■ **Data listing**
= = = = = = =

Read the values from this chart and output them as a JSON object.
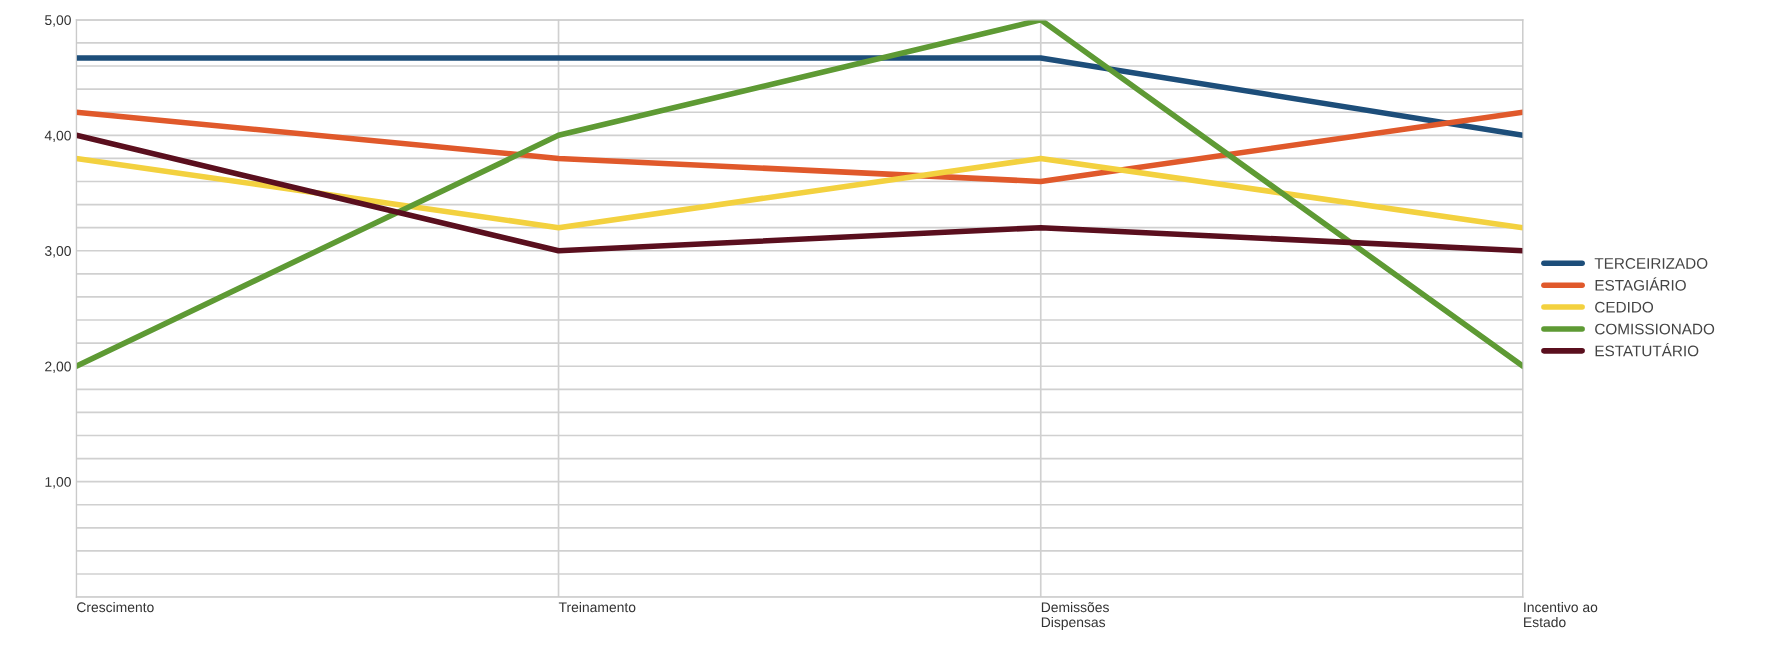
{
  "chart_data": {
    "type": "line",
    "categories": [
      "Crescimento",
      "Treinamento",
      "Demissões\nDispensas",
      "Incentivo ao\nEstado"
    ],
    "series": [
      {
        "name": "TERCEIRIZADO",
        "color": "#1d4e7a",
        "values": [
          4.67,
          4.67,
          4.67,
          4.0
        ]
      },
      {
        "name": "ESTAGIÁRIO",
        "color": "#e0592b",
        "values": [
          4.2,
          3.8,
          3.6,
          4.2
        ]
      },
      {
        "name": "CEDIDO",
        "color": "#f3d13f",
        "values": [
          3.8,
          3.2,
          3.8,
          3.2
        ]
      },
      {
        "name": "COMISSIONADO",
        "color": "#5e9a34",
        "values": [
          2.0,
          4.0,
          5.0,
          2.0
        ]
      },
      {
        "name": "ESTATUTÁRIO",
        "color": "#5a0f1e",
        "values": [
          4.0,
          3.0,
          3.2,
          3.0
        ]
      }
    ],
    "ylim": [
      0,
      5
    ],
    "yticks": [
      {
        "value": 0,
        "label": null
      },
      {
        "value": 0.2,
        "label": null
      },
      {
        "value": 0.4,
        "label": null
      },
      {
        "value": 0.6,
        "label": null
      },
      {
        "value": 0.8,
        "label": null
      },
      {
        "value": 1,
        "label": "1,00"
      },
      {
        "value": 1.2,
        "label": null
      },
      {
        "value": 1.4,
        "label": null
      },
      {
        "value": 1.6,
        "label": null
      },
      {
        "value": 1.8,
        "label": null
      },
      {
        "value": 2,
        "label": "2,00"
      },
      {
        "value": 2.2,
        "label": null
      },
      {
        "value": 2.4,
        "label": null
      },
      {
        "value": 2.6,
        "label": null
      },
      {
        "value": 2.8,
        "label": null
      },
      {
        "value": 3,
        "label": "3,00"
      },
      {
        "value": 3.2,
        "label": null
      },
      {
        "value": 3.4,
        "label": null
      },
      {
        "value": 3.6,
        "label": null
      },
      {
        "value": 3.8,
        "label": null
      },
      {
        "value": 4,
        "label": "4,00"
      },
      {
        "value": 4.2,
        "label": null
      },
      {
        "value": 4.4,
        "label": null
      },
      {
        "value": 4.6,
        "label": null
      },
      {
        "value": 4.8,
        "label": null
      },
      {
        "value": 5,
        "label": "5,00"
      }
    ],
    "grid": true,
    "legend": "right",
    "marker": "none",
    "line_style": "solid"
  }
}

= = = = = = =

■ **Work to be completed**
Identify the lines of the data that contain the word "color". Copy each of them.

■ **In response**
        "color": "#1d4e7a",
        "color": "#e0592b",
        "color": "#f3d13f",
        "color": "#5e9a34",
        "color": "#5a0f1e",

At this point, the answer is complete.